Collection entries:
- - -
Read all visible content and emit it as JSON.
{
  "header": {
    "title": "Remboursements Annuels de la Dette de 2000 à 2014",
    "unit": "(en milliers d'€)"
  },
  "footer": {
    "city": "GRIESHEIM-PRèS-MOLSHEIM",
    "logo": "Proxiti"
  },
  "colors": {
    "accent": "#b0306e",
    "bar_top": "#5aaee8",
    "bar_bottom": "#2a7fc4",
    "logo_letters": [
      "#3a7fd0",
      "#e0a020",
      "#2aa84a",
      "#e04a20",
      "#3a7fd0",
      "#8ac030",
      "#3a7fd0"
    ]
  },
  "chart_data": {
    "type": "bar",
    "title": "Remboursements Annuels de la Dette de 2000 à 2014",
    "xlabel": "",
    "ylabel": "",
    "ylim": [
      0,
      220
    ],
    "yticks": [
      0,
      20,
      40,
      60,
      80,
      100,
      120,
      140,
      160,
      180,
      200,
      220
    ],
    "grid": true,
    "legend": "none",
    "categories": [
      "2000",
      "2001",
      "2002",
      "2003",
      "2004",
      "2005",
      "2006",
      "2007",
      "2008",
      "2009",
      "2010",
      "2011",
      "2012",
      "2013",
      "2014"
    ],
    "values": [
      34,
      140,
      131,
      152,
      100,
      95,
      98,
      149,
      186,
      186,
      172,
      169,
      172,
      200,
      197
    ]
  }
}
- - -
TASK BRIEF:
Please copy out each record, character for character.

WRITTEN REPLY:
Read all visible content and emit it as JSON.
{
  "header": {
    "title": "Remboursements Annuels de la Dette de 2000 à 2014",
    "unit": "(en milliers d'€)"
  },
  "footer": {
    "city": "GRIESHEIM-PRèS-MOLSHEIM",
    "logo": "Proxiti"
  },
  "colors": {
    "accent": "#b0306e",
    "bar_top": "#5aaee8",
    "bar_bottom": "#2a7fc4",
    "logo_letters": [
      "#3a7fd0",
      "#e0a020",
      "#2aa84a",
      "#e04a20",
      "#3a7fd0",
      "#8ac030",
      "#3a7fd0"
    ]
  },
  "chart_data": {
    "type": "bar",
    "title": "Remboursements Annuels de la Dette de 2000 à 2014",
    "xlabel": "",
    "ylabel": "",
    "ylim": [
      0,
      220
    ],
    "yticks": [
      0,
      20,
      40,
      60,
      80,
      100,
      120,
      140,
      160,
      180,
      200,
      220
    ],
    "grid": true,
    "legend": "none",
    "categories": [
      "2000",
      "2001",
      "2002",
      "2003",
      "2004",
      "2005",
      "2006",
      "2007",
      "2008",
      "2009",
      "2010",
      "2011",
      "2012",
      "2013",
      "2014"
    ],
    "values": [
      34,
      140,
      131,
      152,
      100,
      95,
      98,
      149,
      186,
      186,
      172,
      169,
      172,
      200,
      197
    ]
  }
}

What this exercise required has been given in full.